__EXERCISE TASK__
In the material below, find every line with "label" and pull it out.

__SUPPLIED INFORMATION__
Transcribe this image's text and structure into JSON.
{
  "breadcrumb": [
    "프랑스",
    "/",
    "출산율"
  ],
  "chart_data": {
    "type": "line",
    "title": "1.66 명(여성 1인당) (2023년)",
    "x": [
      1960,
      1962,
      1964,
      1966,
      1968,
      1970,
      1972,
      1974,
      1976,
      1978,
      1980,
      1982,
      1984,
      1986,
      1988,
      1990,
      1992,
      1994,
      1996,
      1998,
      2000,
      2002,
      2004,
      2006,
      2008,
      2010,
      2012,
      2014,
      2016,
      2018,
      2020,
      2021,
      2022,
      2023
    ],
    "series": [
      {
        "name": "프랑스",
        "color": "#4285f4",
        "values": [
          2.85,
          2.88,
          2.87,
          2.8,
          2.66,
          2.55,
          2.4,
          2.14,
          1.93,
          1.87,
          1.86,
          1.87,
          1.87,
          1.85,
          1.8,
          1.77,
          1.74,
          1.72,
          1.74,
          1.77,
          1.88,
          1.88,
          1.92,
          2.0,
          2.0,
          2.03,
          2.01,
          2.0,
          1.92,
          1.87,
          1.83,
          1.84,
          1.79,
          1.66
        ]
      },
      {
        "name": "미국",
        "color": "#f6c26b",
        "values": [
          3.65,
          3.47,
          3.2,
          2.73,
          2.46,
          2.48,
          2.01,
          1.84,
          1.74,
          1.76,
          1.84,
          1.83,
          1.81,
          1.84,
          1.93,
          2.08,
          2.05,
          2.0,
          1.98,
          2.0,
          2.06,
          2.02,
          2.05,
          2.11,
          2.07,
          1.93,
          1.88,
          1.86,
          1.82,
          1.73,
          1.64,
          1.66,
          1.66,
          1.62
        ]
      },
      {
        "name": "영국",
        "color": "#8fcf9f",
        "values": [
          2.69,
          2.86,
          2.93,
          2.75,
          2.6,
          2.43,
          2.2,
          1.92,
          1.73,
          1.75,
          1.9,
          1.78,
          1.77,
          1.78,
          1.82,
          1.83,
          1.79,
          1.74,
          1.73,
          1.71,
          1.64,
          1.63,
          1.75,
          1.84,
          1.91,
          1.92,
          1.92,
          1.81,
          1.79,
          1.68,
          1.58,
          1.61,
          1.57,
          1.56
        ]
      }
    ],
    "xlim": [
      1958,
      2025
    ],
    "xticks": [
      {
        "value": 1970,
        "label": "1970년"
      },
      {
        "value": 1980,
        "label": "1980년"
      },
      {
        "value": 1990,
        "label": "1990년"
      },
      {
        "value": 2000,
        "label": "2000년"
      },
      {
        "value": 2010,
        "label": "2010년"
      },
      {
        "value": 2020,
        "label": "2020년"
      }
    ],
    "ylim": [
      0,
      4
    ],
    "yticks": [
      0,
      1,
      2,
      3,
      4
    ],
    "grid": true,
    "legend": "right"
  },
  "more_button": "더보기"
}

__SOLUTION TO THIS TASK__
        "label": "1970년"
        "label": "1980년"
        "label": "1990년"
        "label": "2000년"
        "label": "2010년"
        "label": "2020년"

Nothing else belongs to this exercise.